▶ What you need to do
All lines below must be repeated exactly, with the pictures omitted.

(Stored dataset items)
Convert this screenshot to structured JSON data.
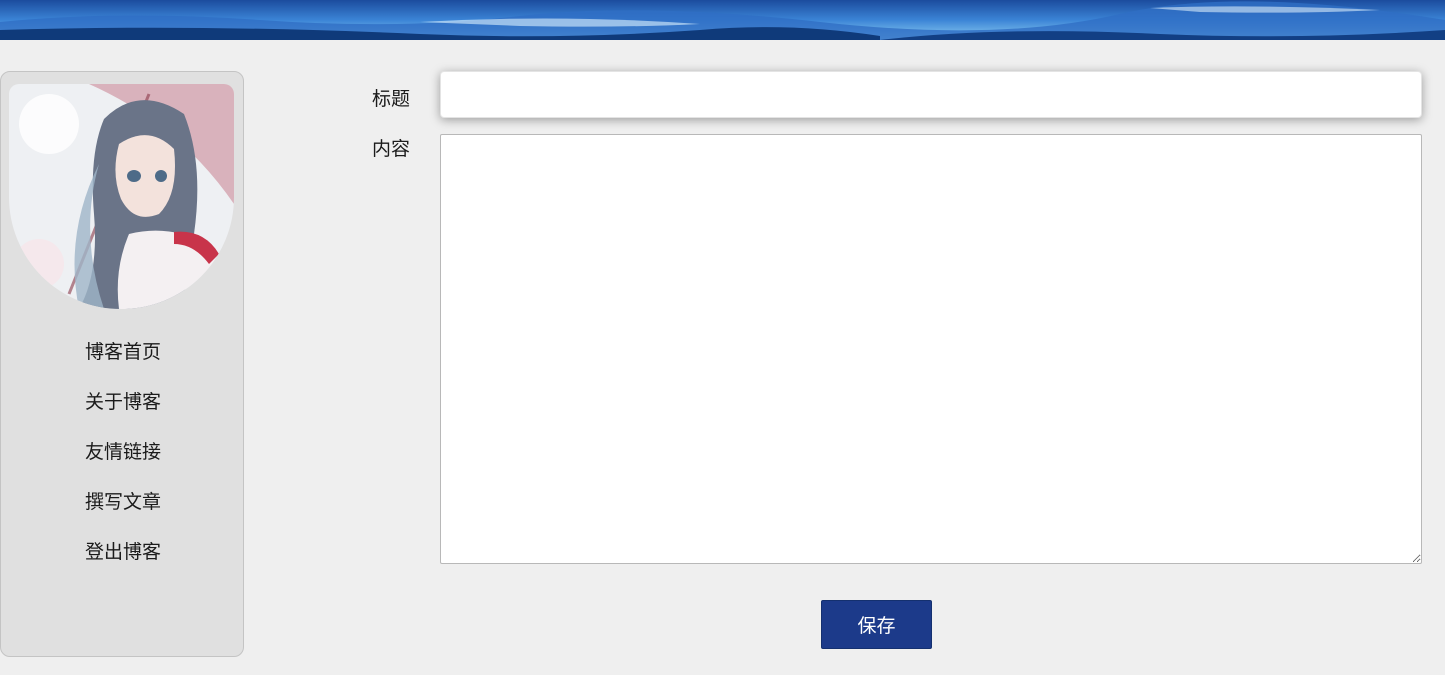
{
  "header": {
    "banner_image": "mountain-landscape-banner"
  },
  "sidebar": {
    "avatar_image": "anime-girl-with-umbrella-avatar",
    "items": [
      {
        "label": "博客首页"
      },
      {
        "label": "关于博客"
      },
      {
        "label": "友情链接"
      },
      {
        "label": "撰写文章"
      },
      {
        "label": "登出博客"
      }
    ]
  },
  "form": {
    "title_label": "标题",
    "title_value": "",
    "content_label": "内容",
    "content_value": "",
    "save_label": "保存"
  },
  "colors": {
    "background": "#efefef",
    "sidebar_bg": "#e0e0e0",
    "button_bg": "#1c3a8a",
    "button_text": "#ffffff"
  }
}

▶ Solution for this problem
Convert this screenshot to structured JSON data.
{
  "header": {
    "banner_image": "mountain-landscape-banner"
  },
  "sidebar": {
    "avatar_image": "anime-girl-with-umbrella-avatar",
    "items": [
      {
        "label": "博客首页"
      },
      {
        "label": "关于博客"
      },
      {
        "label": "友情链接"
      },
      {
        "label": "撰写文章"
      },
      {
        "label": "登出博客"
      }
    ]
  },
  "form": {
    "title_label": "标题",
    "title_value": "",
    "content_label": "内容",
    "content_value": "",
    "save_label": "保存"
  },
  "colors": {
    "background": "#efefef",
    "sidebar_bg": "#e0e0e0",
    "button_bg": "#1c3a8a",
    "button_text": "#ffffff"
  }
}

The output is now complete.